Set task -> Copy every line of the material below word for word.

◆ ◆ ◆ ◆ ◆ ◆ ◆

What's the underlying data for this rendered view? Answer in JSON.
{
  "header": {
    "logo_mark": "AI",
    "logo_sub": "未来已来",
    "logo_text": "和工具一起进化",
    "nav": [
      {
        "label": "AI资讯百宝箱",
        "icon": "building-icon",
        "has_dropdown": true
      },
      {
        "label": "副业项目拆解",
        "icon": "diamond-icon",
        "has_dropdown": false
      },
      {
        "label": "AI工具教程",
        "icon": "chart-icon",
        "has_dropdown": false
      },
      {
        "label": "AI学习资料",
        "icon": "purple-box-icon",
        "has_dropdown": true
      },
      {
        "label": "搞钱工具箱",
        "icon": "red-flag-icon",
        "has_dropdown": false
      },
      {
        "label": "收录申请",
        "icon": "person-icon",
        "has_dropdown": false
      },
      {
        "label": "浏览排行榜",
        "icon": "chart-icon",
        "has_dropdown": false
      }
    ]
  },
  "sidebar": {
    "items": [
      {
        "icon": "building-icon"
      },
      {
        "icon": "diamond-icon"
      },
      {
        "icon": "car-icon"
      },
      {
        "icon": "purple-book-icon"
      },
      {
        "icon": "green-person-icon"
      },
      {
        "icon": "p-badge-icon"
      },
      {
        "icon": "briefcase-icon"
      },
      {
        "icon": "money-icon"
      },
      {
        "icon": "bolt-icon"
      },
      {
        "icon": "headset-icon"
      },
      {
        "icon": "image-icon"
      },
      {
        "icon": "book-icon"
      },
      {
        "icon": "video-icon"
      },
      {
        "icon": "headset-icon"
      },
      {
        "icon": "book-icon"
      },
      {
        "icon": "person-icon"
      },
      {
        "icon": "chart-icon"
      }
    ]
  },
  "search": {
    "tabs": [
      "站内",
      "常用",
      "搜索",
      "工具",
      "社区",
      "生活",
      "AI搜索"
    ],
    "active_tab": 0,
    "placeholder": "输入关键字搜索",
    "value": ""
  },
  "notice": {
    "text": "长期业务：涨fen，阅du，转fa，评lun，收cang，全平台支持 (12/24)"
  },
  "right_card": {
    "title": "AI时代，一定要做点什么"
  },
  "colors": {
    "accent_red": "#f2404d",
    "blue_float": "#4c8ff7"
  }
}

◆ ◆ ◆ ◆ ◆ ◆ ◆

Result for this exercise ->
What's the underlying data for this rendered view? Answer in JSON.
{
  "header": {
    "logo_mark": "AI",
    "logo_sub": "未来已来",
    "logo_text": "和工具一起进化",
    "nav": [
      {
        "label": "AI资讯百宝箱",
        "icon": "building-icon",
        "has_dropdown": true
      },
      {
        "label": "副业项目拆解",
        "icon": "diamond-icon",
        "has_dropdown": false
      },
      {
        "label": "AI工具教程",
        "icon": "chart-icon",
        "has_dropdown": false
      },
      {
        "label": "AI学习资料",
        "icon": "purple-box-icon",
        "has_dropdown": true
      },
      {
        "label": "搞钱工具箱",
        "icon": "red-flag-icon",
        "has_dropdown": false
      },
      {
        "label": "收录申请",
        "icon": "person-icon",
        "has_dropdown": false
      },
      {
        "label": "浏览排行榜",
        "icon": "chart-icon",
        "has_dropdown": false
      }
    ]
  },
  "sidebar": {
    "items": [
      {
        "icon": "building-icon"
      },
      {
        "icon": "diamond-icon"
      },
      {
        "icon": "car-icon"
      },
      {
        "icon": "purple-book-icon"
      },
      {
        "icon": "green-person-icon"
      },
      {
        "icon": "p-badge-icon"
      },
      {
        "icon": "briefcase-icon"
      },
      {
        "icon": "money-icon"
      },
      {
        "icon": "bolt-icon"
      },
      {
        "icon": "headset-icon"
      },
      {
        "icon": "image-icon"
      },
      {
        "icon": "book-icon"
      },
      {
        "icon": "video-icon"
      },
      {
        "icon": "headset-icon"
      },
      {
        "icon": "book-icon"
      },
      {
        "icon": "person-icon"
      },
      {
        "icon": "chart-icon"
      }
    ]
  },
  "search": {
    "tabs": [
      "站内",
      "常用",
      "搜索",
      "工具",
      "社区",
      "生活",
      "AI搜索"
    ],
    "active_tab": 0,
    "placeholder": "输入关键字搜索",
    "value": ""
  },
  "notice": {
    "text": "长期业务：涨fen，阅du，转fa，评lun，收cang，全平台支持 (12/24)"
  },
  "right_card": {
    "title": "AI时代，一定要做点什么"
  },
  "colors": {
    "accent_red": "#f2404d",
    "blue_float": "#4c8ff7"
  }
}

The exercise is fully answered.